* [Requirements]:
Copy each line below in which the word "JSON" occurs.

* [Records that describe figures]:

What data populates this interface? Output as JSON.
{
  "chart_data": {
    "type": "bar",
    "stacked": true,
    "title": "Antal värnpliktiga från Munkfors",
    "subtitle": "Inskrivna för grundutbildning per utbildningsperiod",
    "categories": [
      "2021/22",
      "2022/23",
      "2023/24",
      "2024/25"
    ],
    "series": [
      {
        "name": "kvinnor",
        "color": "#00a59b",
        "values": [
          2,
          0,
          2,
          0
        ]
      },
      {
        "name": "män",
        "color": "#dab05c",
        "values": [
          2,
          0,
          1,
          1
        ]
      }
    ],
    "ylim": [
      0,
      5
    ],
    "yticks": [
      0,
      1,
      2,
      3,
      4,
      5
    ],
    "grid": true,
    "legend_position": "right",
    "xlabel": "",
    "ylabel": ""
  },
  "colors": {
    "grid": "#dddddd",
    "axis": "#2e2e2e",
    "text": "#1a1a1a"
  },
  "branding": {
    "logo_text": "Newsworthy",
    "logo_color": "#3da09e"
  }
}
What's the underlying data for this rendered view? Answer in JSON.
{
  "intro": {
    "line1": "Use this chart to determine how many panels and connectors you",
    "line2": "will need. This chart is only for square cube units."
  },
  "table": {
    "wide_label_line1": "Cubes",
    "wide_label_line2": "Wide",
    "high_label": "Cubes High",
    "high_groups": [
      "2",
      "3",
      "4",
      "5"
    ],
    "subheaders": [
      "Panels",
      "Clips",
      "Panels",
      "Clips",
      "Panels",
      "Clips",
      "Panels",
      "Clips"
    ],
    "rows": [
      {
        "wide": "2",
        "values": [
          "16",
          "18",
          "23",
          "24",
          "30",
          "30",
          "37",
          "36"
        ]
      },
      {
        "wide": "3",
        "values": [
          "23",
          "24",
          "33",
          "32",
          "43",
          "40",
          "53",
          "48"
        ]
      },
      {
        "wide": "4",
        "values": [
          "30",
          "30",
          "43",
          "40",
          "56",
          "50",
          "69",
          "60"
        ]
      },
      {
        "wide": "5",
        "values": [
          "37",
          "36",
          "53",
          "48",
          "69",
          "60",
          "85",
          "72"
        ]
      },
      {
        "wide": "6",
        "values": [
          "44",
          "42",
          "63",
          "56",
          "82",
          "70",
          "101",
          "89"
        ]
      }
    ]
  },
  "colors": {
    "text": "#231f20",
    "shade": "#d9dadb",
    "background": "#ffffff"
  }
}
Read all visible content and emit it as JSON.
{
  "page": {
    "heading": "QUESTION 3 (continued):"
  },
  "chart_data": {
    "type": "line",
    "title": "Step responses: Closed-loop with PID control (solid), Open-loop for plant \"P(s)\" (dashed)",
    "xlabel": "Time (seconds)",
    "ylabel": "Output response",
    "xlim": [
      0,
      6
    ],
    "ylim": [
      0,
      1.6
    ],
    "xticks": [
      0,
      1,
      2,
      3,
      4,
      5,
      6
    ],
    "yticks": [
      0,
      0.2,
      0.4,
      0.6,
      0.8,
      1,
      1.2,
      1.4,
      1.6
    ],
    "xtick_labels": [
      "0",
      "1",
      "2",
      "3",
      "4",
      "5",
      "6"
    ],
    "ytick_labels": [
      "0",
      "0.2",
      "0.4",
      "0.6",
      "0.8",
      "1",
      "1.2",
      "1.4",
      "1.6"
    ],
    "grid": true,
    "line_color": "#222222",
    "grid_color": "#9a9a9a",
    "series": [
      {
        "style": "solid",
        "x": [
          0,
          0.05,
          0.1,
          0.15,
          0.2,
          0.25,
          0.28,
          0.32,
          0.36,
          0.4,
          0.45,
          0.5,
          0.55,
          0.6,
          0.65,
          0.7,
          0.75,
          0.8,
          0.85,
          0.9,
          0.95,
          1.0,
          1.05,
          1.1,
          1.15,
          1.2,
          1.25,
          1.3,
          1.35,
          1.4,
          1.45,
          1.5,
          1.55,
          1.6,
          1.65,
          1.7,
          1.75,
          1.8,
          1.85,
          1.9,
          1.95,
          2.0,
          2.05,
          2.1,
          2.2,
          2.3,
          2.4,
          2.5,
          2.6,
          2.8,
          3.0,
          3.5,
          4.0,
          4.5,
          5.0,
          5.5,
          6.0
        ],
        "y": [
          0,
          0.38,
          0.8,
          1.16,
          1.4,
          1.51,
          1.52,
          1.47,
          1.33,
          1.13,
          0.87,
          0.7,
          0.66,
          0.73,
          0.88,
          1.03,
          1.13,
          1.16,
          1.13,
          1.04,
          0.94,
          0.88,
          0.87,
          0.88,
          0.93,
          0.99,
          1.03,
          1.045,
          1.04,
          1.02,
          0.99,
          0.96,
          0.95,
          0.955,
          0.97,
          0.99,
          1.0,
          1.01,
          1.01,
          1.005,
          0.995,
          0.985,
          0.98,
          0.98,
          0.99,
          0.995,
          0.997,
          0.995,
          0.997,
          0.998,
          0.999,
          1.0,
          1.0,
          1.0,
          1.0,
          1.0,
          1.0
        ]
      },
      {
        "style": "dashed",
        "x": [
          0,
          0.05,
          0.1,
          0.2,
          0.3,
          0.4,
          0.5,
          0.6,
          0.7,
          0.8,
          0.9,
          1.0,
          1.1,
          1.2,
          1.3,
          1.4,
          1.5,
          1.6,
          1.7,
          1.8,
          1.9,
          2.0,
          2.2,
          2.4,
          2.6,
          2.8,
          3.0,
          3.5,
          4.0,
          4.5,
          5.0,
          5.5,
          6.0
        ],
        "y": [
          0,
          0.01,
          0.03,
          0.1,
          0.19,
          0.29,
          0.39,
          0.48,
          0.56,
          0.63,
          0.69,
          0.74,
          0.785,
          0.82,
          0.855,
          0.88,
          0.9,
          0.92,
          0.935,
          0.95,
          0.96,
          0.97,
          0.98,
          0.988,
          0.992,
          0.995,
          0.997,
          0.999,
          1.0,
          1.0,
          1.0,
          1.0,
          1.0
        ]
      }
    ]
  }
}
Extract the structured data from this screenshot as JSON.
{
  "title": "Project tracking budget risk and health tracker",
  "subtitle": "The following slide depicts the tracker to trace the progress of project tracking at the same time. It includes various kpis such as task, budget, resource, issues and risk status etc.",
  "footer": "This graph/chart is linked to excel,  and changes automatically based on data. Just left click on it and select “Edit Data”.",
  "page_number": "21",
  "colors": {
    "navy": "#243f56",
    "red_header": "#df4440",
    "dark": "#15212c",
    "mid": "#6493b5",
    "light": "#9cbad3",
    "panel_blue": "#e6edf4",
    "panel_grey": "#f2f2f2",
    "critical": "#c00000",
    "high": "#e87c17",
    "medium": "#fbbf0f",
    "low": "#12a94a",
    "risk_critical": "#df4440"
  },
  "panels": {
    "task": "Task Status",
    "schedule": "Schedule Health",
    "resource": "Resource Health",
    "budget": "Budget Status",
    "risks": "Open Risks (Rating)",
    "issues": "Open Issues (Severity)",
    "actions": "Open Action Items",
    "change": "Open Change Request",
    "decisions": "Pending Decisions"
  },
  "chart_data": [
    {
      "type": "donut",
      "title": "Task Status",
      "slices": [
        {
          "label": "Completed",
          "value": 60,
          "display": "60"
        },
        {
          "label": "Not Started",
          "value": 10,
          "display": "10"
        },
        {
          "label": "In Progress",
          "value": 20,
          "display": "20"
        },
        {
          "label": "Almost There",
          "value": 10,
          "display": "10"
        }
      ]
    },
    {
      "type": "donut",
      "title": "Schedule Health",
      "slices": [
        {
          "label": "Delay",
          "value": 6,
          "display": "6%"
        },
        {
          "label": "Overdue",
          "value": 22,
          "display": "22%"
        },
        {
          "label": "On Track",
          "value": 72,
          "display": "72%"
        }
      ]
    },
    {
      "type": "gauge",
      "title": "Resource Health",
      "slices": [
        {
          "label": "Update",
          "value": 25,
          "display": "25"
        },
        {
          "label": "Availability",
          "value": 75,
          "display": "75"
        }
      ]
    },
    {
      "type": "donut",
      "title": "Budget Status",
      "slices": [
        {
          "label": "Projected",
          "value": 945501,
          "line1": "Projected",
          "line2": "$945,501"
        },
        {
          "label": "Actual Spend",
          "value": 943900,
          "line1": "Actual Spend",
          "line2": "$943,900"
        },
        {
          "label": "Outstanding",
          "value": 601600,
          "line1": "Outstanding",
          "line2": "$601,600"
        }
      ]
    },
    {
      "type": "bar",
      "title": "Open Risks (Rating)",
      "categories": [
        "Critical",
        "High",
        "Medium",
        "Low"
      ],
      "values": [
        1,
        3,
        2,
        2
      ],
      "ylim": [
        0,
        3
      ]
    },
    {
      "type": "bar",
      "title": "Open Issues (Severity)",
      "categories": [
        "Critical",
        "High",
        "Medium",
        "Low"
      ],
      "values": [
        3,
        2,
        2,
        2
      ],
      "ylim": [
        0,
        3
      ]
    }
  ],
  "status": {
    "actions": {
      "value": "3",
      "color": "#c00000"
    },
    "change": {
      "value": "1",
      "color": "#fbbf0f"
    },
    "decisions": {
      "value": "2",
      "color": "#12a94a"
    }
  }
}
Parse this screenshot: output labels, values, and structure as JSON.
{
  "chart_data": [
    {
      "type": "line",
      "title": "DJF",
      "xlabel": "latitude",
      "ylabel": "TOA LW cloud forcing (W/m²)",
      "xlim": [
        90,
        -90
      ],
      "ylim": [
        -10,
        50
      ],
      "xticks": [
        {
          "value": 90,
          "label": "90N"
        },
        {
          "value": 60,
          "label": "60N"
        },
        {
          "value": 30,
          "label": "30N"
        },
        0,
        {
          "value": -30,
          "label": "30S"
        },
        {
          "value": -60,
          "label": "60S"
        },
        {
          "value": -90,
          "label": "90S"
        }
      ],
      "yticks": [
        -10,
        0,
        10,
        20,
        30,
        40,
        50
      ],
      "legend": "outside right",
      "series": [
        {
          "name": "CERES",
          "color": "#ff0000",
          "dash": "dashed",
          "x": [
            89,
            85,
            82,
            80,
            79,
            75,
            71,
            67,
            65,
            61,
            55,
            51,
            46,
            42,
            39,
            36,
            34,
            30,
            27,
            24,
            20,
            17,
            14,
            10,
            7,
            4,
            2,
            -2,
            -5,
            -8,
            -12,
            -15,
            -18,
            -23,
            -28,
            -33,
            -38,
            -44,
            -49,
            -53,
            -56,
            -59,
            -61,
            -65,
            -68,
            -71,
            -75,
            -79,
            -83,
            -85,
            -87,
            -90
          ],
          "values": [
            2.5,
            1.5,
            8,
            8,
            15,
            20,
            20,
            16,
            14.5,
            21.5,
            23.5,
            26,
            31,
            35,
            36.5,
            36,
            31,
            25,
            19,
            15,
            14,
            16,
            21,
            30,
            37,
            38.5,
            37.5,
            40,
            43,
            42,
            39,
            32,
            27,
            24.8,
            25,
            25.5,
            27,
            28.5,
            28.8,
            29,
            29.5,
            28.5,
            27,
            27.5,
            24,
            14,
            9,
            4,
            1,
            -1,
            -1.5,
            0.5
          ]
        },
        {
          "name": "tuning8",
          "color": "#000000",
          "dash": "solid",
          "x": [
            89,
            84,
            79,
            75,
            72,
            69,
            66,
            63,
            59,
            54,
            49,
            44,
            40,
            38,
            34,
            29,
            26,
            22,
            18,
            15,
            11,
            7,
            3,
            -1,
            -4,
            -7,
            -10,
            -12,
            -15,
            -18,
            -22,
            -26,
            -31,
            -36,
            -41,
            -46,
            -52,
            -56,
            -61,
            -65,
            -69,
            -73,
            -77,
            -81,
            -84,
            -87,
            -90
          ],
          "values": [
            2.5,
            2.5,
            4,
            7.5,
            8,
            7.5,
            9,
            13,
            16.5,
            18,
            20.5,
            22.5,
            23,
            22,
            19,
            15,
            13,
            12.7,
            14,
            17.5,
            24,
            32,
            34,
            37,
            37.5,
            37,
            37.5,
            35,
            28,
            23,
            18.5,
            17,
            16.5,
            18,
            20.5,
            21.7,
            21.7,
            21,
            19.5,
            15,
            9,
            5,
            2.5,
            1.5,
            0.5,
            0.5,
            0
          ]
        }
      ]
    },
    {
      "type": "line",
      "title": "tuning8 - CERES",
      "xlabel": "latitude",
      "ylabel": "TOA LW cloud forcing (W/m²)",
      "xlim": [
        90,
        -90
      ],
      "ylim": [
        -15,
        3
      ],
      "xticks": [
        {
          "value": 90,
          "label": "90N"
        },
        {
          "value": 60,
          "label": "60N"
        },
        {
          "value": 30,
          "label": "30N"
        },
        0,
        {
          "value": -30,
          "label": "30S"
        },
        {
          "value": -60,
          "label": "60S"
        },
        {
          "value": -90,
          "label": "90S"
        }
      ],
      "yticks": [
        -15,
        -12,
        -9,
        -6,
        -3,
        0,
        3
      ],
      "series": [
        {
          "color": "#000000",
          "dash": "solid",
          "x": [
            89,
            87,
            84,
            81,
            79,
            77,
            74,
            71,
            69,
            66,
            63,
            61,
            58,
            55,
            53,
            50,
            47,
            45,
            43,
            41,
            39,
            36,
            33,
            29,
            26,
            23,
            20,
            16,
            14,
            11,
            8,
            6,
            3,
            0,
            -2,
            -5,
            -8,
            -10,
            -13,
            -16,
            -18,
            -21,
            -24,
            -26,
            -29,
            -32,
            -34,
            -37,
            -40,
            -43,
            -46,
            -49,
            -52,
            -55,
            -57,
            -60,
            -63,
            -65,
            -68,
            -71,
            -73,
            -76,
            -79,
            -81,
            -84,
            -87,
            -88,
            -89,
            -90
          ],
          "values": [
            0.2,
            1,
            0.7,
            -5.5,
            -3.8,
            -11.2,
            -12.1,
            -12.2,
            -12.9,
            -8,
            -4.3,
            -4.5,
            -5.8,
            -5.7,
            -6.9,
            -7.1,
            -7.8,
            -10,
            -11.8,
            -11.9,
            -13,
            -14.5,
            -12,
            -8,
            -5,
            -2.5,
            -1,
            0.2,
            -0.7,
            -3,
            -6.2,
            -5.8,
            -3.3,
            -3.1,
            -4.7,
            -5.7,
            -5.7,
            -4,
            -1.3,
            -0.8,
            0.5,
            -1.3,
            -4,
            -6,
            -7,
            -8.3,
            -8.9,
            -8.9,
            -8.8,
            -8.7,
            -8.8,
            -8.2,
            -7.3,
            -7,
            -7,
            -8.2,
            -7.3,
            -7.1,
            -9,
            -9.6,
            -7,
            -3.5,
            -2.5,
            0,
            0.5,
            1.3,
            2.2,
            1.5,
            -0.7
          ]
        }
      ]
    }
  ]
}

* [Worked answer]:
What data populates this interface? Output as JSON.
What's the underlying data for this rendered view? Answer in JSON.
Read all visible content and emit it as JSON.
Extract the structured data from this screenshot as JSON.
Parse this screenshot: output labels, values, and structure as JSON.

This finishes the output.